» **Exercise description**
Look below and pull out each line with the word "auec".

» **Entries shown**
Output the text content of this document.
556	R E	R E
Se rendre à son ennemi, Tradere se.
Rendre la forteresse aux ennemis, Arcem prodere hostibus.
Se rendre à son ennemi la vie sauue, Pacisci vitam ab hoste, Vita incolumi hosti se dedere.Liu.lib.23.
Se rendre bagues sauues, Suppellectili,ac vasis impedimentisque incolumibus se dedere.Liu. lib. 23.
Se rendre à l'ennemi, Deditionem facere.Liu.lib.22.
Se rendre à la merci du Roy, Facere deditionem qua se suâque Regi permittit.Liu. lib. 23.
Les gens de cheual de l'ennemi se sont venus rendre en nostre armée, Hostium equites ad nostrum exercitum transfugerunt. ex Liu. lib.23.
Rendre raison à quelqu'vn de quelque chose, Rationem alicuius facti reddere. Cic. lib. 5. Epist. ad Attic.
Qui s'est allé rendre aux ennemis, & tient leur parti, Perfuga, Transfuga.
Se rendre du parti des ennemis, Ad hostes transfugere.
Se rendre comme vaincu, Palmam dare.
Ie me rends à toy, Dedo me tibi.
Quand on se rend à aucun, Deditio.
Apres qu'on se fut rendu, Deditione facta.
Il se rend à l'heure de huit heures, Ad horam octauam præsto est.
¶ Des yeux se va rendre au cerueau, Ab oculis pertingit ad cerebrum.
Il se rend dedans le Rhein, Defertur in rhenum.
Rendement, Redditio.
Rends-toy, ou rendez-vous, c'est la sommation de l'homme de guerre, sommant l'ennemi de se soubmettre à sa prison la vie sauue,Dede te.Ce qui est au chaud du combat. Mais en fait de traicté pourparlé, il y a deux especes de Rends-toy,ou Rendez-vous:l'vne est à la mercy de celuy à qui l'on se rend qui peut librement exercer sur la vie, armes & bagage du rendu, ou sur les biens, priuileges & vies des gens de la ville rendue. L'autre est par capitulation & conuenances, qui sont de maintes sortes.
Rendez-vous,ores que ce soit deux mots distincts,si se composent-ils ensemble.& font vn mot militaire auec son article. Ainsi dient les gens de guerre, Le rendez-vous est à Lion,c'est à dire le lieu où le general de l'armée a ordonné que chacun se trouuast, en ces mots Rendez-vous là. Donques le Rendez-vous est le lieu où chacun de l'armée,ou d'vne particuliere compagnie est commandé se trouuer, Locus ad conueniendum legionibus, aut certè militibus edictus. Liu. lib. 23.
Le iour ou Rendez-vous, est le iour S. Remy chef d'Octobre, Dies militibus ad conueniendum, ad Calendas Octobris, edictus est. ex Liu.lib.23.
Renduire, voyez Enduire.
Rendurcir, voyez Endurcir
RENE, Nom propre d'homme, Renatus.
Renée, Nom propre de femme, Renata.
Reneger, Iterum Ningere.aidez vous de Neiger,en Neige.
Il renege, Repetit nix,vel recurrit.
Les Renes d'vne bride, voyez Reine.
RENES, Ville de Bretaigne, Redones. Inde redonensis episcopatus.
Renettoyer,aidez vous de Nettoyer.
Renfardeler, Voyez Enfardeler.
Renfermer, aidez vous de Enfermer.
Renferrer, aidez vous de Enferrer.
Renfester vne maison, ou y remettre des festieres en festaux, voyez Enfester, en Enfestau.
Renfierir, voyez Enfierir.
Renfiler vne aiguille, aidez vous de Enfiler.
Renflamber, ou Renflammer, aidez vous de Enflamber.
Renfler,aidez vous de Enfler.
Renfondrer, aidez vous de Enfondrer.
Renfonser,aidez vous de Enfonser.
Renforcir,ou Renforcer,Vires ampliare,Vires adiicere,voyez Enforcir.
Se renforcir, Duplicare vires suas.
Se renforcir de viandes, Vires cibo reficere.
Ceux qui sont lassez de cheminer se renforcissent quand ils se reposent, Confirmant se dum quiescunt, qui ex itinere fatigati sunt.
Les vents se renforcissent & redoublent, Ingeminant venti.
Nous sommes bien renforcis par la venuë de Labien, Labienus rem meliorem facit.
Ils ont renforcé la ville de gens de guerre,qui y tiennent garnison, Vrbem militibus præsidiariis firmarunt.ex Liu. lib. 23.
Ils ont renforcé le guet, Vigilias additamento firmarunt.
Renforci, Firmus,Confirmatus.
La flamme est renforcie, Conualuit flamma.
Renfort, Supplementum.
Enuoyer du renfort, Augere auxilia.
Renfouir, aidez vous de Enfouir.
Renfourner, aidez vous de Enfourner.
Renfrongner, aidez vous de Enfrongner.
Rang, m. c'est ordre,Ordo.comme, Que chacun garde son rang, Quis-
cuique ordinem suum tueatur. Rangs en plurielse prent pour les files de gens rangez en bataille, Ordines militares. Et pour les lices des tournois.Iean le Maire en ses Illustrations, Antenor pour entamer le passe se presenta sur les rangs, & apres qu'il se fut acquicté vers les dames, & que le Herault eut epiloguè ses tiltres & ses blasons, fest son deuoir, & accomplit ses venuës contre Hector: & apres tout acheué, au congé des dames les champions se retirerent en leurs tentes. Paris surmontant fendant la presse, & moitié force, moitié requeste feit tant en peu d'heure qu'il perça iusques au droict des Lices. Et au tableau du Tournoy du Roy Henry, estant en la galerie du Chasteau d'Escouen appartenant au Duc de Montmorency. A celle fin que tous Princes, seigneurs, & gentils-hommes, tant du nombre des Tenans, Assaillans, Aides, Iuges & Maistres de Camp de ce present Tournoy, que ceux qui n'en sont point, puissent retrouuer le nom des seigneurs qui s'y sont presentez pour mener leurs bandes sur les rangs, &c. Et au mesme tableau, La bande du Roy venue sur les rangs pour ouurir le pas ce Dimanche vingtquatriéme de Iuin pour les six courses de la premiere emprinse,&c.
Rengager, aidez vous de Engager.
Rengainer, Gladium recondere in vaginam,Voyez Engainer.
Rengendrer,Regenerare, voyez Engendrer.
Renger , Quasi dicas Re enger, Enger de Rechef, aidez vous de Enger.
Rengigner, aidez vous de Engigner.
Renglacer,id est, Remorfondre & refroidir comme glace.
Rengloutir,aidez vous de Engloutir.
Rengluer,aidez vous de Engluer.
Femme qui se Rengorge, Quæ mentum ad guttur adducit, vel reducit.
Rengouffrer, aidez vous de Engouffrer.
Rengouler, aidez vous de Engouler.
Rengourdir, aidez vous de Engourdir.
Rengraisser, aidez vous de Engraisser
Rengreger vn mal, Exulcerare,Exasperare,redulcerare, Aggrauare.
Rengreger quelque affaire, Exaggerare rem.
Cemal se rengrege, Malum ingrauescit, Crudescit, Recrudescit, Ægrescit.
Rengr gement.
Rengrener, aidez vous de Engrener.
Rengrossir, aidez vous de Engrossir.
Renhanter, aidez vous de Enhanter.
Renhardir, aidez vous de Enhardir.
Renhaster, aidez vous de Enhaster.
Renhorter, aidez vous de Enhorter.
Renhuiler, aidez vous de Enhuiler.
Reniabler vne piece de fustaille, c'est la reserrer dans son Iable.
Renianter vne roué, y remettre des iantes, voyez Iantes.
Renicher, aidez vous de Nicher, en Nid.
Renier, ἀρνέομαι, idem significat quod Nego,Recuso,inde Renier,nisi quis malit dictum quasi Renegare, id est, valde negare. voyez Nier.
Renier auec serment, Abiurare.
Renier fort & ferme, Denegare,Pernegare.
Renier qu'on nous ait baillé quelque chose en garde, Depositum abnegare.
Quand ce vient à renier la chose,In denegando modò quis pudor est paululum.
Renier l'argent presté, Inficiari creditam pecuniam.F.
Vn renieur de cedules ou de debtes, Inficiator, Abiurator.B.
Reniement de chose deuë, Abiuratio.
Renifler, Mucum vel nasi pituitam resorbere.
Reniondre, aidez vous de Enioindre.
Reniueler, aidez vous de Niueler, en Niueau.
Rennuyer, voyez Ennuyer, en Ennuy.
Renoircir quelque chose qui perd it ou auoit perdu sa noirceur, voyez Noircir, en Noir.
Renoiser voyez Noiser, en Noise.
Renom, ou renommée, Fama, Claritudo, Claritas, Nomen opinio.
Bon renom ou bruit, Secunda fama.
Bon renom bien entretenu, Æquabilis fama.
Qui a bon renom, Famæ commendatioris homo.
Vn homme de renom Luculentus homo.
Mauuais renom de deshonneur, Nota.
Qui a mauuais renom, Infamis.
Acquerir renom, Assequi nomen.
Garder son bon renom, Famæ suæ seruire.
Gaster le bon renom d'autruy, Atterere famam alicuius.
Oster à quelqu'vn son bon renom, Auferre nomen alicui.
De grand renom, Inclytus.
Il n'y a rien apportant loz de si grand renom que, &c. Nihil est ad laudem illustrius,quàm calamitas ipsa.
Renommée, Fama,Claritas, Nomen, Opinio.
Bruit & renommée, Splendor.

» **Solution for this exercise**
Rendez-vous,ores que ce soit deux mots distincts,si se composent-ils ensemble.& font vn mot militaire auec son article. Ainsi dient les gens de guerre, Le rendez-vous est à Lion,c'est à dire le lieu où le general de l'armée a ordonné que chacun se trouuast, en ces mots Rendez-vous là. Donques le Rendez-vous est le lieu où chacun de l'armée,ou d'vne particuliere compagnie est commandé se trouuer, Locus ad conueniendum legionibus, aut certè militibus edictus. Liu. lib. 23.
Renier auec serment, Abiurare.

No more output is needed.